:: Recorded data ::
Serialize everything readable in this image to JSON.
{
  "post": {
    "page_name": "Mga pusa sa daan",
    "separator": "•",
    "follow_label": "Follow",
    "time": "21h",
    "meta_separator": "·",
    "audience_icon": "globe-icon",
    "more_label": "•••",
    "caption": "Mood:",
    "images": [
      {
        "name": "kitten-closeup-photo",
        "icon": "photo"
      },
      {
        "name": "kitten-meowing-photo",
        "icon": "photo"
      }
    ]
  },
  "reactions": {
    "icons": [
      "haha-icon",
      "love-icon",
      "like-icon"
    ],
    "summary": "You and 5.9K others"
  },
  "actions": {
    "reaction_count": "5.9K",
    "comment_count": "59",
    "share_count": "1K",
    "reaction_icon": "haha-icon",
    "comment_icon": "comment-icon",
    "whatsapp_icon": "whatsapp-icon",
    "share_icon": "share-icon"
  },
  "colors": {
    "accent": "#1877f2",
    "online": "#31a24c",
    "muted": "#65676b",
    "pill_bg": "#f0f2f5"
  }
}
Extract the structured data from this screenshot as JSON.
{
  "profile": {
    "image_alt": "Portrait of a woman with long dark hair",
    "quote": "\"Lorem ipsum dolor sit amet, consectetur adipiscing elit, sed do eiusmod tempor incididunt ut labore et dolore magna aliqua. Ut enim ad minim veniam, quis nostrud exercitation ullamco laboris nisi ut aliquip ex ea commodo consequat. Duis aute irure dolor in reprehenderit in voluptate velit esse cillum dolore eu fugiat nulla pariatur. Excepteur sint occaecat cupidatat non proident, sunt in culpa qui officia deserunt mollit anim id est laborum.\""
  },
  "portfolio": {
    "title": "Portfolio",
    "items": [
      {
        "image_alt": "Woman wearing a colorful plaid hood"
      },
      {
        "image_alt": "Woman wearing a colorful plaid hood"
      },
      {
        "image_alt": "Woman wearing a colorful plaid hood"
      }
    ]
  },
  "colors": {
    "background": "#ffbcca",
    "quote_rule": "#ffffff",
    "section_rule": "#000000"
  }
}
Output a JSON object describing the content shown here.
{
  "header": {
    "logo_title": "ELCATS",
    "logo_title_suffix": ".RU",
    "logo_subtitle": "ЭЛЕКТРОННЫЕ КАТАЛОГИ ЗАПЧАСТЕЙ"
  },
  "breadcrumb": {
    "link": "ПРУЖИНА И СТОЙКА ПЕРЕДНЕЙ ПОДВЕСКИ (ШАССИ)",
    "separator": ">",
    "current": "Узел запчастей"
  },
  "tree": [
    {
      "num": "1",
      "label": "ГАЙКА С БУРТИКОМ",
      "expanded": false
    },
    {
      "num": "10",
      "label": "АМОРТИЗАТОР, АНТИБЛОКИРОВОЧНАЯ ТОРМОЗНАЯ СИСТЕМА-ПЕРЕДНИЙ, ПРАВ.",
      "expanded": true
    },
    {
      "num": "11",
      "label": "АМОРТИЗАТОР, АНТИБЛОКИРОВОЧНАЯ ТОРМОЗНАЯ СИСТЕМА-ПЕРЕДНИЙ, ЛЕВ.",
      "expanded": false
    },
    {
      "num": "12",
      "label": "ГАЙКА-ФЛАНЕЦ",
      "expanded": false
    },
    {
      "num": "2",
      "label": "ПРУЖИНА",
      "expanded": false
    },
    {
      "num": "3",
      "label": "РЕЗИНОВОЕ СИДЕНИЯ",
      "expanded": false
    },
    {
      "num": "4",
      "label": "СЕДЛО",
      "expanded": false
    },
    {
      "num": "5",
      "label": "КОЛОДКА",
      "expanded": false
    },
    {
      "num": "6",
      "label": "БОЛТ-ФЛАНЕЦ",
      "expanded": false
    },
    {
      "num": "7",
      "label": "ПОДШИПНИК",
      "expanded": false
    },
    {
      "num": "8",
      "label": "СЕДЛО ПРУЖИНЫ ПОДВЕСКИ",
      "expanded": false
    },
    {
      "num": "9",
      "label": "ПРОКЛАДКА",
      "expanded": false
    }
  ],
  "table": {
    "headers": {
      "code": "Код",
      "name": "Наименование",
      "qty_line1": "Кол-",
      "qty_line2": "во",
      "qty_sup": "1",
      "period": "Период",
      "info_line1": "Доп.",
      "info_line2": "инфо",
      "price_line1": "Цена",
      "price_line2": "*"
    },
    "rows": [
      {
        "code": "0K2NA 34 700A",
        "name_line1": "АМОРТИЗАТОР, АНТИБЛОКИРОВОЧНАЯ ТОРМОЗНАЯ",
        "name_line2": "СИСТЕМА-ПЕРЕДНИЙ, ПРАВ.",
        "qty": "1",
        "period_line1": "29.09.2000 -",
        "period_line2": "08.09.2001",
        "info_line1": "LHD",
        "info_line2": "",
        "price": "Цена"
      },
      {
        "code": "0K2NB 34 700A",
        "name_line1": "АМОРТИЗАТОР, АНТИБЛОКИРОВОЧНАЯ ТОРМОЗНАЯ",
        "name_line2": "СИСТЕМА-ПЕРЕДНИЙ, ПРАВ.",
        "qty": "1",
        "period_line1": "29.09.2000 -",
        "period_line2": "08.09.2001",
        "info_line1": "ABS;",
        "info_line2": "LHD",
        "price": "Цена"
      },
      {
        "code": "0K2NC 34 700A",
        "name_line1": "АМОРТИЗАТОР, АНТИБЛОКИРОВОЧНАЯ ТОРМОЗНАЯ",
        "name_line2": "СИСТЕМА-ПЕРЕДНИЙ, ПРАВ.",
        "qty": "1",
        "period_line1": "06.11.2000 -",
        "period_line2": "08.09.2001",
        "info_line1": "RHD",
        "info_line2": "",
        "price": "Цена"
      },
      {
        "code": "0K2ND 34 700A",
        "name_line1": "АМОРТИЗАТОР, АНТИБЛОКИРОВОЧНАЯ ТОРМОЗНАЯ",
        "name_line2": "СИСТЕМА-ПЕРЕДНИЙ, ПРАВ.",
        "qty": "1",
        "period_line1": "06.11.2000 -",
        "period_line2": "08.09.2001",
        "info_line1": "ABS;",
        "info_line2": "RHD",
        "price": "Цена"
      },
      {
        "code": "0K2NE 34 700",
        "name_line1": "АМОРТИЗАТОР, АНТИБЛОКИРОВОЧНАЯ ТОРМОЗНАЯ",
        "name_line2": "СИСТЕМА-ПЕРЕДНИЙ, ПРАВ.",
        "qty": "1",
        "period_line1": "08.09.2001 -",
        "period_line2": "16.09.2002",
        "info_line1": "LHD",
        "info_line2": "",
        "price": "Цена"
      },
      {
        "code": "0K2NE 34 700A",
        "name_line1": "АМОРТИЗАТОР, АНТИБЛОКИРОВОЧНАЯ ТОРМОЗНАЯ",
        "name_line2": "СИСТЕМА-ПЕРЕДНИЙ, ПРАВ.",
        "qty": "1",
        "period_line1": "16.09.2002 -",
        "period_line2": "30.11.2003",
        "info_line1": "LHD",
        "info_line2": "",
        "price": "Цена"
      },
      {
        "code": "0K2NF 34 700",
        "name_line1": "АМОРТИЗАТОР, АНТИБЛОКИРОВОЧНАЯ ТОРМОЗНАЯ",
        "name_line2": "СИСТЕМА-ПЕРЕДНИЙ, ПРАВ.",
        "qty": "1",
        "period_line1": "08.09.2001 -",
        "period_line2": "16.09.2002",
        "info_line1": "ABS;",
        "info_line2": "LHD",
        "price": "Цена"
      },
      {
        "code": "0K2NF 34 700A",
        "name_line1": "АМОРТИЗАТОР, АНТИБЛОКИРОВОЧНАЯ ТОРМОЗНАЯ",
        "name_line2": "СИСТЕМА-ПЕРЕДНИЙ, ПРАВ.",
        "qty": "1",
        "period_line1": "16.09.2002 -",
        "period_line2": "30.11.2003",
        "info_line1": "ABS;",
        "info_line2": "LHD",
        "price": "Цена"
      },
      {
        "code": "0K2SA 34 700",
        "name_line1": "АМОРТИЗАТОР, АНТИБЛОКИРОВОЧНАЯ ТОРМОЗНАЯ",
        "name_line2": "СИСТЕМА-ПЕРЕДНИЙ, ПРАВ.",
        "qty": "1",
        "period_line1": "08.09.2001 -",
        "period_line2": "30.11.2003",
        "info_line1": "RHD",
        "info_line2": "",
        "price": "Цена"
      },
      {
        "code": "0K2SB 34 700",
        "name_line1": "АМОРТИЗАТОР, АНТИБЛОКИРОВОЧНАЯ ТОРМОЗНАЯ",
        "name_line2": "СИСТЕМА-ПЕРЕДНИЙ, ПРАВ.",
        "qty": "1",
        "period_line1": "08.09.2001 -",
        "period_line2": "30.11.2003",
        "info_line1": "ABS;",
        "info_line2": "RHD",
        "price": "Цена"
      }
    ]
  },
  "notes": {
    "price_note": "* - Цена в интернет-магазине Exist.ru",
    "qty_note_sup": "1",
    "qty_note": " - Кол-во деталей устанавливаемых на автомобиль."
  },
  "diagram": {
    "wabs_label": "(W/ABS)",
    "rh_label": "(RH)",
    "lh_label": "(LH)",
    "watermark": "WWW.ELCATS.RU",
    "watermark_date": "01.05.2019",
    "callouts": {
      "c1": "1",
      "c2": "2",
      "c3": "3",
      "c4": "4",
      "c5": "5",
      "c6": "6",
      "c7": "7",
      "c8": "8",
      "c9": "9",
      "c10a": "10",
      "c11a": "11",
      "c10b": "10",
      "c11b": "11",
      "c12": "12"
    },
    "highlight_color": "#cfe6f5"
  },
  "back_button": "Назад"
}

:: Required task ::
In the entries above, find every line holding the word "code" and copy it out.

:: Final result ::
      "code": "Код",
        "code": "0K2NA 34 700A",
        "code": "0K2NB 34 700A",
        "code": "0K2NC 34 700A",
        "code": "0K2ND 34 700A",
        "code": "0K2NE 34 700",
        "code": "0K2NE 34 700A",
        "code": "0K2NF 34 700",
        "code": "0K2NF 34 700A",
        "code": "0K2SA 34 700",
        "code": "0K2SB 34 700",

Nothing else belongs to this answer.